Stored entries
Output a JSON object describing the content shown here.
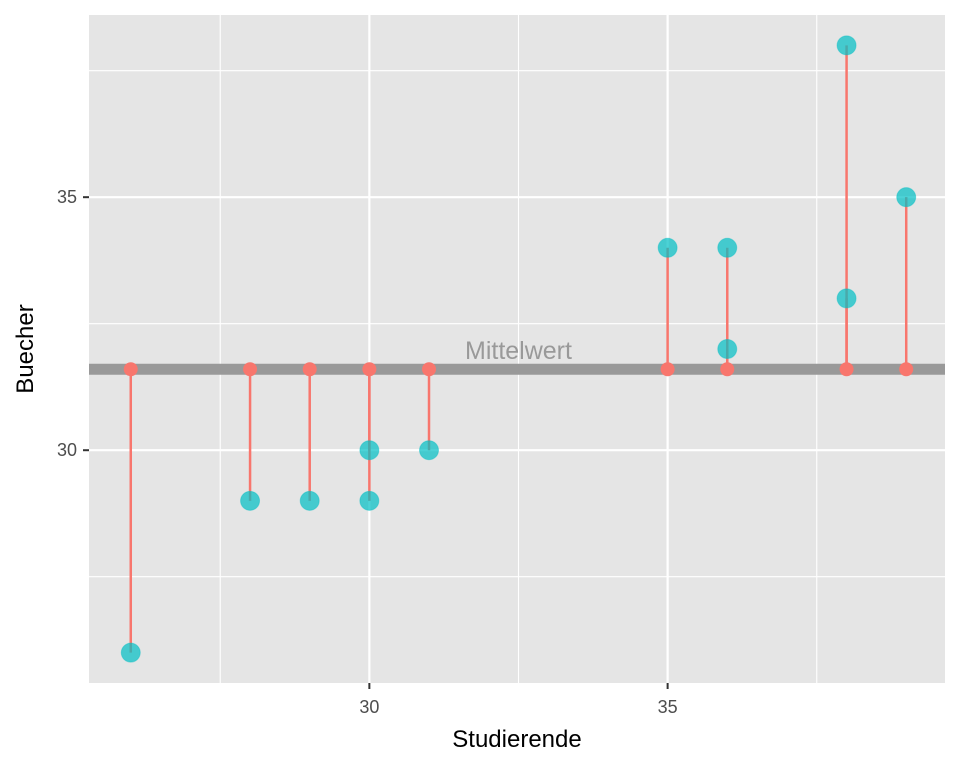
{
  "chart_data": {
    "type": "scatter",
    "xlabel": "Studierende",
    "ylabel": "Buecher",
    "xlim": [
      25.3,
      39.65
    ],
    "ylim": [
      25.4,
      38.6
    ],
    "x_ticks": [
      30,
      35
    ],
    "y_ticks": [
      30,
      35
    ],
    "x_tick_labels": [
      "30",
      "35"
    ],
    "y_tick_labels": [
      "30",
      "35"
    ],
    "mean": 31.6,
    "mean_label": "Mittelwert",
    "points": [
      {
        "x": 26,
        "y": 26
      },
      {
        "x": 28,
        "y": 29
      },
      {
        "x": 29,
        "y": 29
      },
      {
        "x": 30,
        "y": 30
      },
      {
        "x": 30,
        "y": 29
      },
      {
        "x": 31,
        "y": 30
      },
      {
        "x": 35,
        "y": 34
      },
      {
        "x": 36,
        "y": 34
      },
      {
        "x": 36,
        "y": 32
      },
      {
        "x": 38,
        "y": 38
      },
      {
        "x": 38,
        "y": 33
      },
      {
        "x": 39,
        "y": 35
      }
    ],
    "grid": true,
    "colors": {
      "panel": "#E5E5E5",
      "grid": "#FFFFFF",
      "point": "#00BFC4",
      "residual": "#F8766D",
      "mean_line": "#999999",
      "tick_label": "#4D4D4D"
    }
  }
}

Do this
Print each entry shown above with exact wording and no pictures.

Correct response
Output a JSON object describing the content shown here.
{
  "chart_data": {
    "type": "scatter",
    "xlabel": "Studierende",
    "ylabel": "Buecher",
    "xlim": [
      25.3,
      39.65
    ],
    "ylim": [
      25.4,
      38.6
    ],
    "x_ticks": [
      30,
      35
    ],
    "y_ticks": [
      30,
      35
    ],
    "x_tick_labels": [
      "30",
      "35"
    ],
    "y_tick_labels": [
      "30",
      "35"
    ],
    "mean": 31.6,
    "mean_label": "Mittelwert",
    "points": [
      {
        "x": 26,
        "y": 26
      },
      {
        "x": 28,
        "y": 29
      },
      {
        "x": 29,
        "y": 29
      },
      {
        "x": 30,
        "y": 30
      },
      {
        "x": 30,
        "y": 29
      },
      {
        "x": 31,
        "y": 30
      },
      {
        "x": 35,
        "y": 34
      },
      {
        "x": 36,
        "y": 34
      },
      {
        "x": 36,
        "y": 32
      },
      {
        "x": 38,
        "y": 38
      },
      {
        "x": 38,
        "y": 33
      },
      {
        "x": 39,
        "y": 35
      }
    ],
    "grid": true,
    "colors": {
      "panel": "#E5E5E5",
      "grid": "#FFFFFF",
      "point": "#00BFC4",
      "residual": "#F8766D",
      "mean_line": "#999999",
      "tick_label": "#4D4D4D"
    }
  }
}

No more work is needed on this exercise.